Texte:
———
Vladimir Jurowski et Tobias Kratzer se posent les bonnes questions sur cet opéra-choc, mais ne parviennent pas à trouver une réponse satisfaisante.
Auschwitz à l'opéra, est-ce possible ? Est-ce seulement souhaitable ? L'opéra La Passagère de Mieczysław Weinberg, composé en 1968 mais créé bien après la mort du compositeur (en 2006 en concert et en 2010 en version scénique) ne se pose guère ces problèmes de représentation, ne reculant pas devant le premier degré.
On comprend l'attachement pour l'œuvre que le sujet suscite, sans parler de la très chaleureuse recommandation de Dimitri Chostakovitch pour l'œuvre de son collègue et ami. Écrit d'après les souvenirs romancés (non traduits en français) de la résistante polonaise Zofia Posmysz (1923-2022), le livret en russe parle bien d'Auschwitz, mais non de la Shoah. Le personnage central n'est pas une victime des camps, mais une coupable, l'ancienne gardienne SS Anneliese (Lisa) Frank : quinze ans après la chute du nazisme, au cours d'une croisière, sa bonne conscience est mise à l'épreuve en reconnaissant en une femme voyageant seule Marta, une ancienne déportée qu'elle a eu sous sa coupe.
Les maîtres d'œuvre de la nouvelle production de l'œuvre à l'Opéra de Bavière, Vladimir Jurowski et Tobias Kratzer, ont bien perçu ce double écueil, le problème fondamental de la représentation des camps et celui posé plus spécifiquement par La Passagère. Pour ce dernier, leur solution a été radicale : la plus grande partie des scènes situées dans le camp a été supprimée, soit environ un cinquième de la partition, ce qui pose problème notamment parce que le resserrement de l'œuvre sur les affres de la gardienne SS Lisa s'en trouve encore renforcée – et, comme pour La Guerre et la paix il y a un an, cette manière de contourner l'obstacle plutôt que de l'affronter laisse perplexe. La décision de réaliser une version multilingue du livret, où chacun parle sa langue, les Allemands donc la langue du crime, et les victimes chacune la sienne : le résultat est plutôt fluide, mais ce choix ne résout rien.
———
Données brutes:

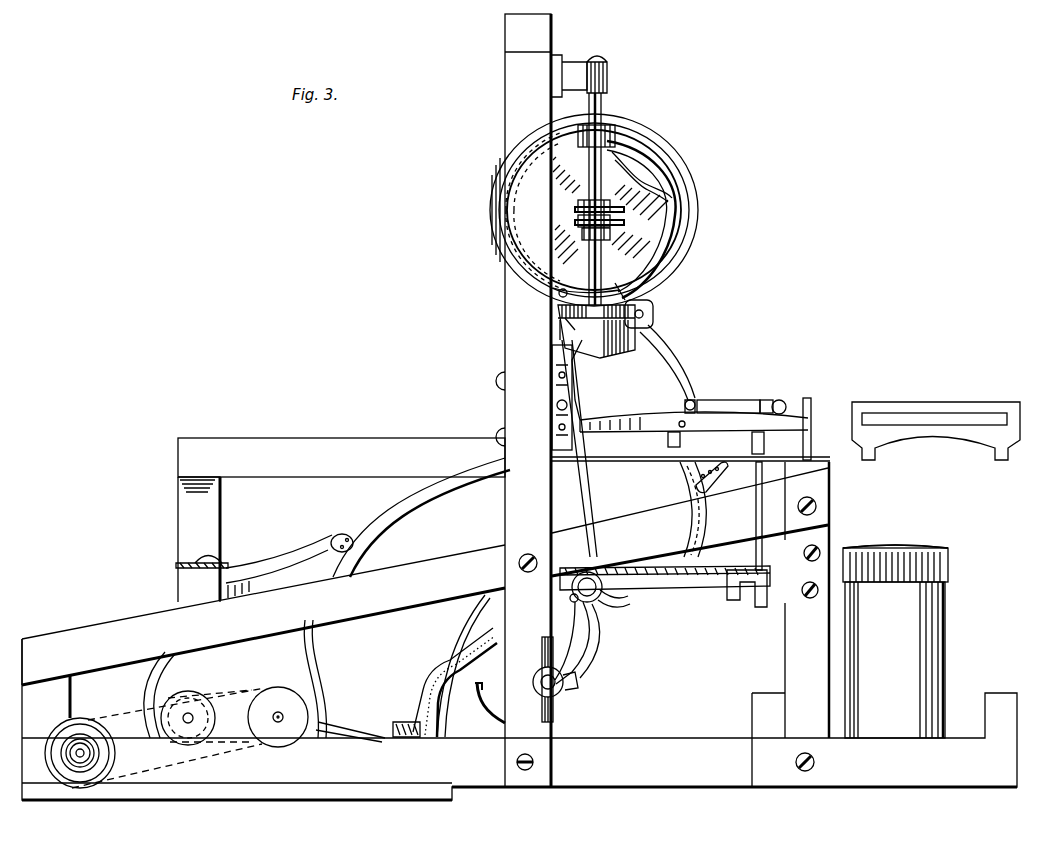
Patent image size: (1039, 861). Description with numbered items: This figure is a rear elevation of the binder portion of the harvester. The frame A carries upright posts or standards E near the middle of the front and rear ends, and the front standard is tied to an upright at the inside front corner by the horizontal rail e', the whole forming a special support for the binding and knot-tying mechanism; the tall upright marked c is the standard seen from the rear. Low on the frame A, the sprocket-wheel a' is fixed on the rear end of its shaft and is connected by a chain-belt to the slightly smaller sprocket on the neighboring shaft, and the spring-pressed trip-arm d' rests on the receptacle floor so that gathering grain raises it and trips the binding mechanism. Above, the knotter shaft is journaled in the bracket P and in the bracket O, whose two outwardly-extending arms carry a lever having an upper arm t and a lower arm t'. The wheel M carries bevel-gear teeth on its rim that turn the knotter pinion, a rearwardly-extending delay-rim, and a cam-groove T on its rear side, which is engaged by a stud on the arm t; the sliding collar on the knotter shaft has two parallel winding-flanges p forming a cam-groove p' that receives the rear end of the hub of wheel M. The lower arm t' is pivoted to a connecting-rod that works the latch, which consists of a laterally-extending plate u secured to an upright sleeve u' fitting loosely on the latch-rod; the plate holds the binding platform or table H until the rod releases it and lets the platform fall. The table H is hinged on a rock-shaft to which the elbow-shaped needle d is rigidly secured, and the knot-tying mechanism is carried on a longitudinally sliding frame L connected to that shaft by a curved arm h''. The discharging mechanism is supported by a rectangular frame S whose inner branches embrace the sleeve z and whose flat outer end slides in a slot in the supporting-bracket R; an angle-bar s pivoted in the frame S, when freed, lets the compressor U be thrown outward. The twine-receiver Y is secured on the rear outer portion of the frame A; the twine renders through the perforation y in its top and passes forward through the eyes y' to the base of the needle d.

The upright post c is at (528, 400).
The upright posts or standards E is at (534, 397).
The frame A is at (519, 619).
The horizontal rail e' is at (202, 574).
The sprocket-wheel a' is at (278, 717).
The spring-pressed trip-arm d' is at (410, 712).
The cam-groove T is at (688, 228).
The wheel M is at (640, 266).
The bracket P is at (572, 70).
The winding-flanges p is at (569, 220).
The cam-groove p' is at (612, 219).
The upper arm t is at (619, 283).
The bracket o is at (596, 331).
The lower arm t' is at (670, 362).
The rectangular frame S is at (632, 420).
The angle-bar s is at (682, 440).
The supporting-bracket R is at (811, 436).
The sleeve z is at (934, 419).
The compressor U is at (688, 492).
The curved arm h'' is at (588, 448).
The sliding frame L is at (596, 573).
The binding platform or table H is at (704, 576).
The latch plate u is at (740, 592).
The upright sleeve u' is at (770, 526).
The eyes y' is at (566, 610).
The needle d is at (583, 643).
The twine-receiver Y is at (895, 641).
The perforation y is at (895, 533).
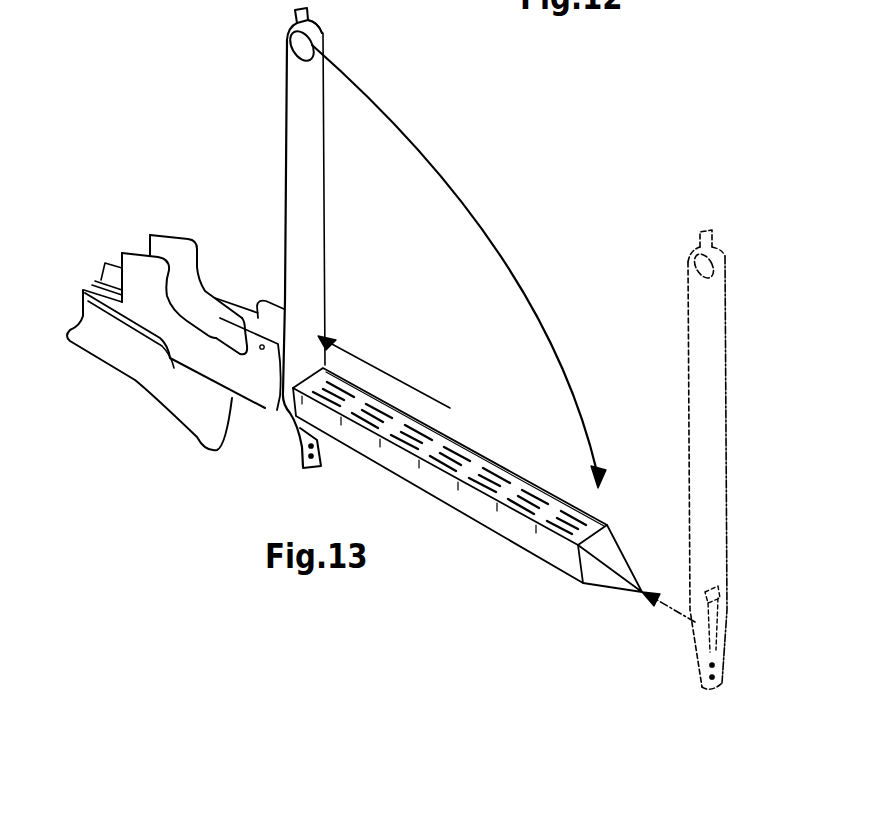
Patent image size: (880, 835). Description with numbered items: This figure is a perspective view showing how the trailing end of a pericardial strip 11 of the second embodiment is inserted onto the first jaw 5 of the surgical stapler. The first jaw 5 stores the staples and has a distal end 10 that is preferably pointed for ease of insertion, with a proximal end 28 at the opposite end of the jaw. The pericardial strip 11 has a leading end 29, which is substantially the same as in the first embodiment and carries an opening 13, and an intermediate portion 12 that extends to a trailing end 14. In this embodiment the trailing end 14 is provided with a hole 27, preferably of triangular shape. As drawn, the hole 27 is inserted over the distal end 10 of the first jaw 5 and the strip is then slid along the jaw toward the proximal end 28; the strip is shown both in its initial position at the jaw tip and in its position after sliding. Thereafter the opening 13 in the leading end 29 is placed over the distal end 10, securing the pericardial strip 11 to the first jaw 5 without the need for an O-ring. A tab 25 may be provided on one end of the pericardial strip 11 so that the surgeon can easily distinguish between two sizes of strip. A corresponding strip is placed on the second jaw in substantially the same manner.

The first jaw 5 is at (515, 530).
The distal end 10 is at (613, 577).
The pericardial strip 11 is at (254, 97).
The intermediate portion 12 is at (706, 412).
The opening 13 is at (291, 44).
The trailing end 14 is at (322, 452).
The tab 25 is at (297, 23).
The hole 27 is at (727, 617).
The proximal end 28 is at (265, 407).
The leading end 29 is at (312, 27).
———
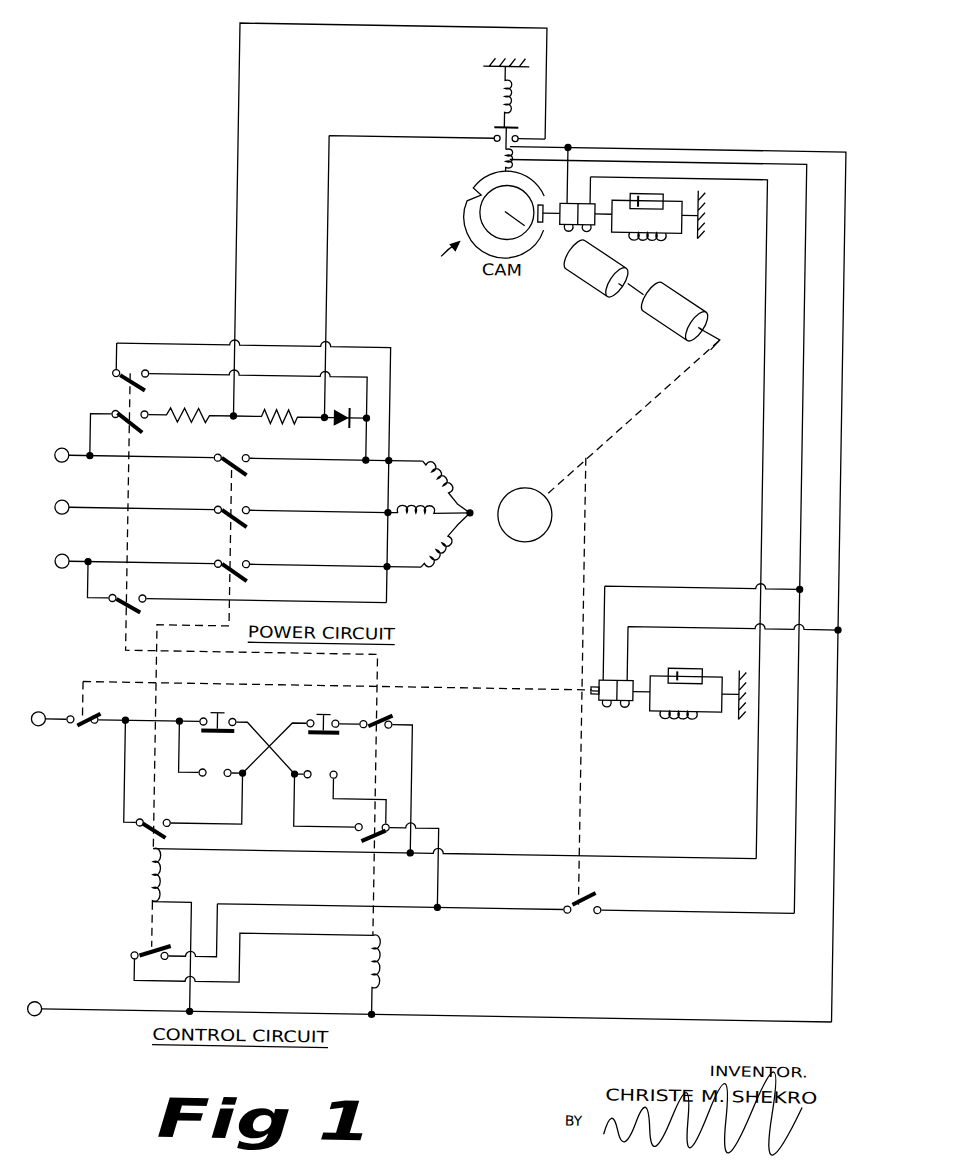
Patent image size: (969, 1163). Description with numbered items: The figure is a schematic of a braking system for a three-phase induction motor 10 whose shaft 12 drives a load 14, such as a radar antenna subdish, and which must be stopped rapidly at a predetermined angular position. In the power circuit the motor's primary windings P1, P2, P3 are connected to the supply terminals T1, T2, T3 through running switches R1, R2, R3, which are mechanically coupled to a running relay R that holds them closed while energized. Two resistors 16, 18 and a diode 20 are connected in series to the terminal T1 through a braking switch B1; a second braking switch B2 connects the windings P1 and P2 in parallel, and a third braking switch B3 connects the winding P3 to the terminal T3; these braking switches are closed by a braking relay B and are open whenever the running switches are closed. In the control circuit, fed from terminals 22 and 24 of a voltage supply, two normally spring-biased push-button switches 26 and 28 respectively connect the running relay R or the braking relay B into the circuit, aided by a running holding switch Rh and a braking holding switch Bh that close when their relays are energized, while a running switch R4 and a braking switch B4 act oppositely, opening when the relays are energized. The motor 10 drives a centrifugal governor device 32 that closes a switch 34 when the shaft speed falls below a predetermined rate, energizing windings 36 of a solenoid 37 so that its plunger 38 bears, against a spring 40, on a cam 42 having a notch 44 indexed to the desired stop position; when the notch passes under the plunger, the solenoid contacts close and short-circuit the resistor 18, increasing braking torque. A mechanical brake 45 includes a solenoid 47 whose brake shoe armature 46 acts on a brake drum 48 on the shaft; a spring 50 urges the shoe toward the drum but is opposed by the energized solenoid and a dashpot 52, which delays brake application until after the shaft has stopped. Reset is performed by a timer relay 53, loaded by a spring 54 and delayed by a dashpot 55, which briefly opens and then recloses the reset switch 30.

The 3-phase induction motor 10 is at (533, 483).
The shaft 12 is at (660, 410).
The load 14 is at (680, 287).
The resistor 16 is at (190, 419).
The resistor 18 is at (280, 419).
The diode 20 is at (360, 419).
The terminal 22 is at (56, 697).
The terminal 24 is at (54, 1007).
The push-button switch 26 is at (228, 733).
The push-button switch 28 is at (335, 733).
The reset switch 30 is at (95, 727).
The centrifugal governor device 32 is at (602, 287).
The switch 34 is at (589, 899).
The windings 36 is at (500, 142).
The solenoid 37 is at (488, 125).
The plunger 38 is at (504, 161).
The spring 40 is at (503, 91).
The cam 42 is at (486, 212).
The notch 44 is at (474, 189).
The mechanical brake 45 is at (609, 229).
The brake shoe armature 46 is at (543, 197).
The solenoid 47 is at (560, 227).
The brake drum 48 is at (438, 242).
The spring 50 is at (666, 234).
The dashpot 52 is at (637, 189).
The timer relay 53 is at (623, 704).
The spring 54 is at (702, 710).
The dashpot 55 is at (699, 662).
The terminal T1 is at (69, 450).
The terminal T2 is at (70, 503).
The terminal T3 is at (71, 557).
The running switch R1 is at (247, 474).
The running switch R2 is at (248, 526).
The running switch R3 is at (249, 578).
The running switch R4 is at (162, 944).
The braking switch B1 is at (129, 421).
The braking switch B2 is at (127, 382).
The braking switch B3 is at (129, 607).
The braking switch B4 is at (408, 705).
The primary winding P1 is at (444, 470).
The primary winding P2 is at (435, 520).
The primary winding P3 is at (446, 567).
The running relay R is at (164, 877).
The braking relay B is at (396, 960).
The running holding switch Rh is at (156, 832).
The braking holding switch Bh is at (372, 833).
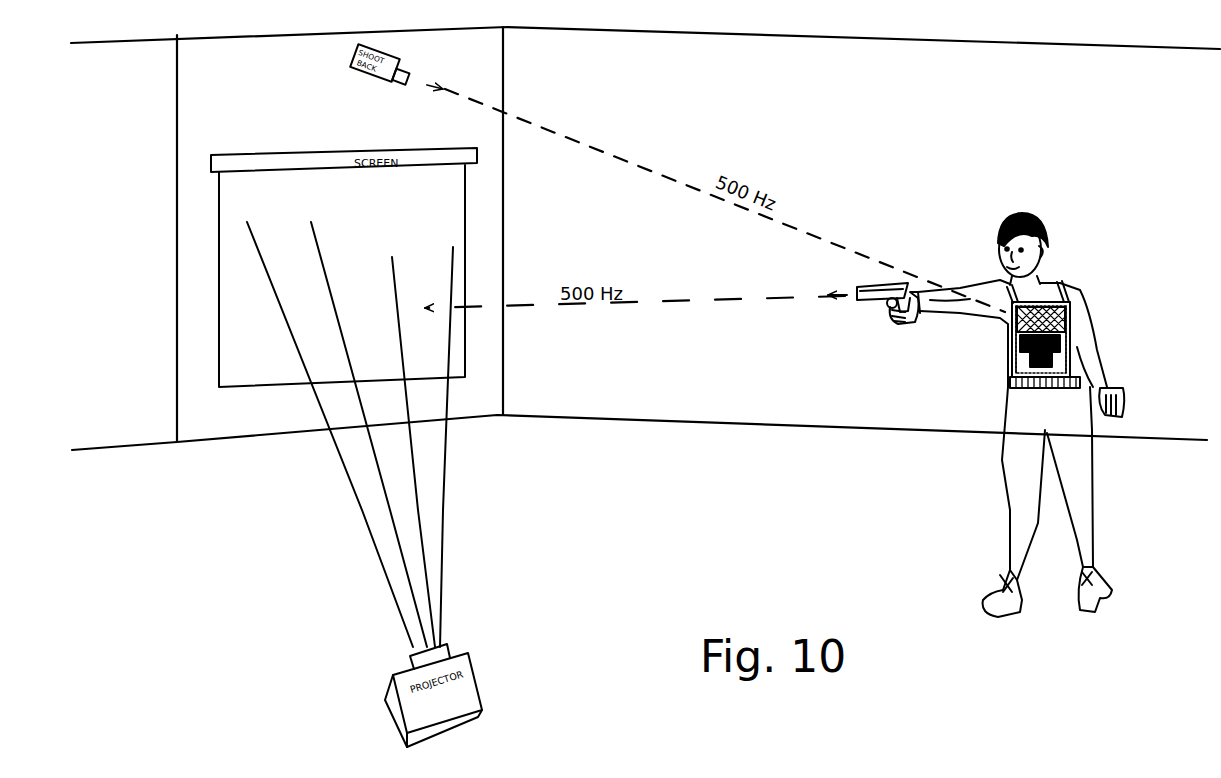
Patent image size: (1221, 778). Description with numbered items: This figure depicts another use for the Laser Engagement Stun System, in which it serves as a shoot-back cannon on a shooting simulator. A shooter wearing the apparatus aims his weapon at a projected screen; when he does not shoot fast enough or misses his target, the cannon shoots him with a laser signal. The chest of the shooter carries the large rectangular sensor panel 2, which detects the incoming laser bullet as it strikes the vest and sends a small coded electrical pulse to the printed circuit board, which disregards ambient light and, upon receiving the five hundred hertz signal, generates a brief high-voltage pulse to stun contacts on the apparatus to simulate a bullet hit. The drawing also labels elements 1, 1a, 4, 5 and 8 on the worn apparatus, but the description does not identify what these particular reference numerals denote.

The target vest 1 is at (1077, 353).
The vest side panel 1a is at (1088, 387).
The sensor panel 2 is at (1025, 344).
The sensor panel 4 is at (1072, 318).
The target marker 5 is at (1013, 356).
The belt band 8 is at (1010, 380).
———
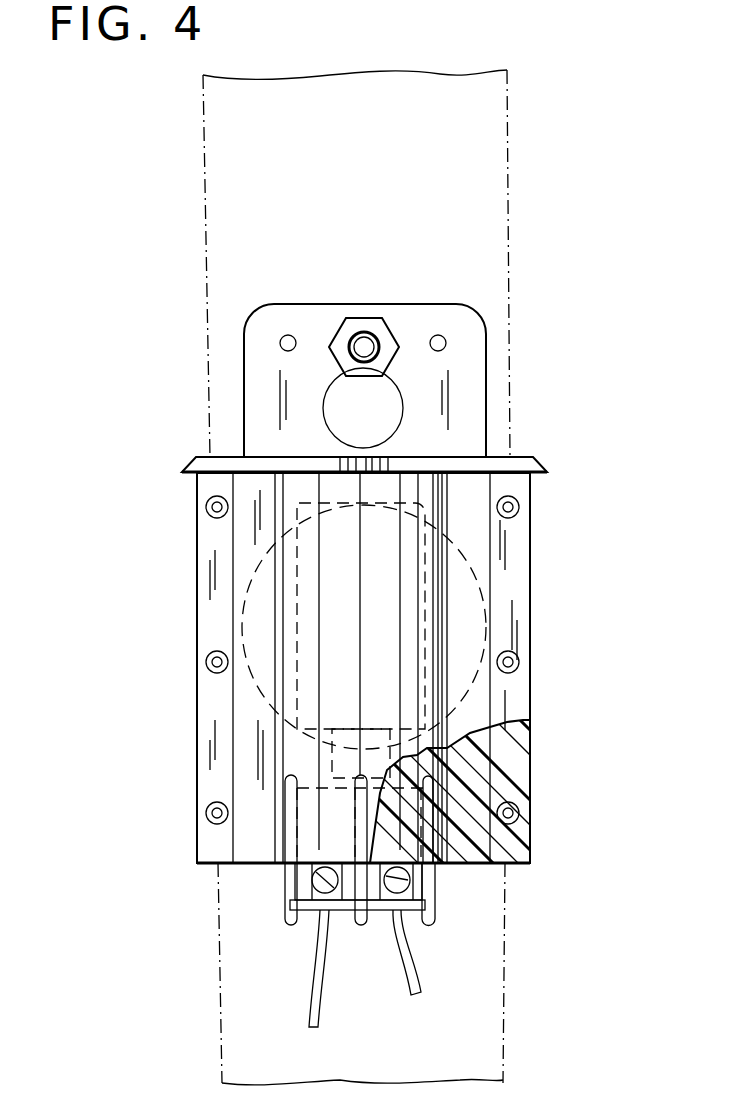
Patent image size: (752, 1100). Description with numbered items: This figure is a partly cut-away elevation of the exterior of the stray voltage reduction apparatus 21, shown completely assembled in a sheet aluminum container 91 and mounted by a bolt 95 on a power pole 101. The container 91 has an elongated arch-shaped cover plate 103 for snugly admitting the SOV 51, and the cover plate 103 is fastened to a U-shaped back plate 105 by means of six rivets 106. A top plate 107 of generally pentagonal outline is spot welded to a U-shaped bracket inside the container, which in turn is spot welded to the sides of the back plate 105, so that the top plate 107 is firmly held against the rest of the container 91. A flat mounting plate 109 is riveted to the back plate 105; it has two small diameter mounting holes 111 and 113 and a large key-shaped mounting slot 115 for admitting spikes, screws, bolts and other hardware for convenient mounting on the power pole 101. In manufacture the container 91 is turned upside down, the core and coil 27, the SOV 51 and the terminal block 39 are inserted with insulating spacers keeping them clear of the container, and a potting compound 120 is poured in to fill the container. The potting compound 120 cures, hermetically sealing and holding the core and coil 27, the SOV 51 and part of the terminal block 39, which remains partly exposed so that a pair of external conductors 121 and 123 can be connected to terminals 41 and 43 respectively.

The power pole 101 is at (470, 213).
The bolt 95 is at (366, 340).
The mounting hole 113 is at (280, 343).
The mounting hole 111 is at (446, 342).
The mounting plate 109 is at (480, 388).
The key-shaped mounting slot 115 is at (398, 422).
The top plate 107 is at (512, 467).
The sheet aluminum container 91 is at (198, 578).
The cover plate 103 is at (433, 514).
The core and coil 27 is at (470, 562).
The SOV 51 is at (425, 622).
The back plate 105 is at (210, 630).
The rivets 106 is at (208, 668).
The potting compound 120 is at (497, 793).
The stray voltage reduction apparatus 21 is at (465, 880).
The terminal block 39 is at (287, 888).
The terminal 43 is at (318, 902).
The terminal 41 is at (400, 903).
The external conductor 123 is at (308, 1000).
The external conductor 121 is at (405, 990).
———
Travail demandé:
**1.** D'après le texte sur La Passagère, quelle part de la partition a été supprimée dans la nouvelle production de l'Opéra de Bavière ?
**2.** Poursuivez le texte sur La Passagère à partir de sa dernière phrase.
Les enregistrements ne servent à rien pour ce travail.

Réponses par tâche:
**1.** Environ un cinquième de la partition.

**2.**
La décision de ne pas montrer les quelques scènes de camp subsistantes de manière directement illustrative, à l'inverse, apparaît pertinent, pour ne pas dire que c'était le seul choix possible. Plutôt que sur l'expérience concentrationnaire elle-même, le spectacle met en avant le travail de la mémoire : une actrice incarne Lisa à la fin de sa vie, plus tourmentée que jamais par le souvenir de sa participation au crime et plus encore par ses tentatives obsessives pour se justifier. La première partie du spectacle se déroule donc sur le bateau de croisière, montrant comme une façade monumentale l'empilement des cabines du bateau, qui s'ouvre par moments pour dévoiler l'intérieur des cabines et surtout l'appartement de Lisa âgée.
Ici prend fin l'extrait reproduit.